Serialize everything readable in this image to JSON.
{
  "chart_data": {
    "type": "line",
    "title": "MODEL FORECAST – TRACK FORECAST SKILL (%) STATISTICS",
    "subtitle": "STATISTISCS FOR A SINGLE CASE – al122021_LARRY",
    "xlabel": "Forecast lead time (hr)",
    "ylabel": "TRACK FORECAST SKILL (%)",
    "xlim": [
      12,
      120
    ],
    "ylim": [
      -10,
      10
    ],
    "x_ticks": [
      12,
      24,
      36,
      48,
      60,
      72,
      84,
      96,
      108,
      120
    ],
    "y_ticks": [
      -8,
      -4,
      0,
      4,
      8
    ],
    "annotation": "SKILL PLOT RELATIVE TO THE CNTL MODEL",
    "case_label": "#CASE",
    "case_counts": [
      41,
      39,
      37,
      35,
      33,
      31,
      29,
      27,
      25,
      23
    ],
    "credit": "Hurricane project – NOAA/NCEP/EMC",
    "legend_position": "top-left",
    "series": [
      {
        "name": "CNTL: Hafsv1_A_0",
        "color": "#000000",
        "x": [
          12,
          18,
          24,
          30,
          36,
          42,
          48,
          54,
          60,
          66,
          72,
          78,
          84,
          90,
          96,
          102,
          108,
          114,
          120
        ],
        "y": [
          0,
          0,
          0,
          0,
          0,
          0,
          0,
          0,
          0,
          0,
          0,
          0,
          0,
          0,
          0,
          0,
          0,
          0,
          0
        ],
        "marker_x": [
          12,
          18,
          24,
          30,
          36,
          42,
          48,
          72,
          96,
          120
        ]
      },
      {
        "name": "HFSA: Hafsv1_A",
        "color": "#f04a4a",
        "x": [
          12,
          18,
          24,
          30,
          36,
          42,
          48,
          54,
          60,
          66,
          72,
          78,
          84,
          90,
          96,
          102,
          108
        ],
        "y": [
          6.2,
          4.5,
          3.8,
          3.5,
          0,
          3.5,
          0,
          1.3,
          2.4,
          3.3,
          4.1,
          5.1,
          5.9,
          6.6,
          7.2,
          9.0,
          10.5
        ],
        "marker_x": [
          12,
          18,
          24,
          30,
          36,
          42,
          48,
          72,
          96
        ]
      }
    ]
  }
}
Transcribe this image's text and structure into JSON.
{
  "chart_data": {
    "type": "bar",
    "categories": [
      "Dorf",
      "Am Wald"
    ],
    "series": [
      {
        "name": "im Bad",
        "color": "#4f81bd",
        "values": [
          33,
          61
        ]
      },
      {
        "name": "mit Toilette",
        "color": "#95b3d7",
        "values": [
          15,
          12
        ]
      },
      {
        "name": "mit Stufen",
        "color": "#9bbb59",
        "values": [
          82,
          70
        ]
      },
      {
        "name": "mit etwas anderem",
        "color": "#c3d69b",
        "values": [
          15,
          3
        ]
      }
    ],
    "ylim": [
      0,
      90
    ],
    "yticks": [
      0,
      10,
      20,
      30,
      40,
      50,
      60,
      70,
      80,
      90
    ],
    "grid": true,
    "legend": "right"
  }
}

→ **Task instructions**
Wherever a line in the data above holds "image", copy that line.

→ **Expected output**
Serialize everything readable in this image to JSON.
Transcribe this image's text and structure into JSON.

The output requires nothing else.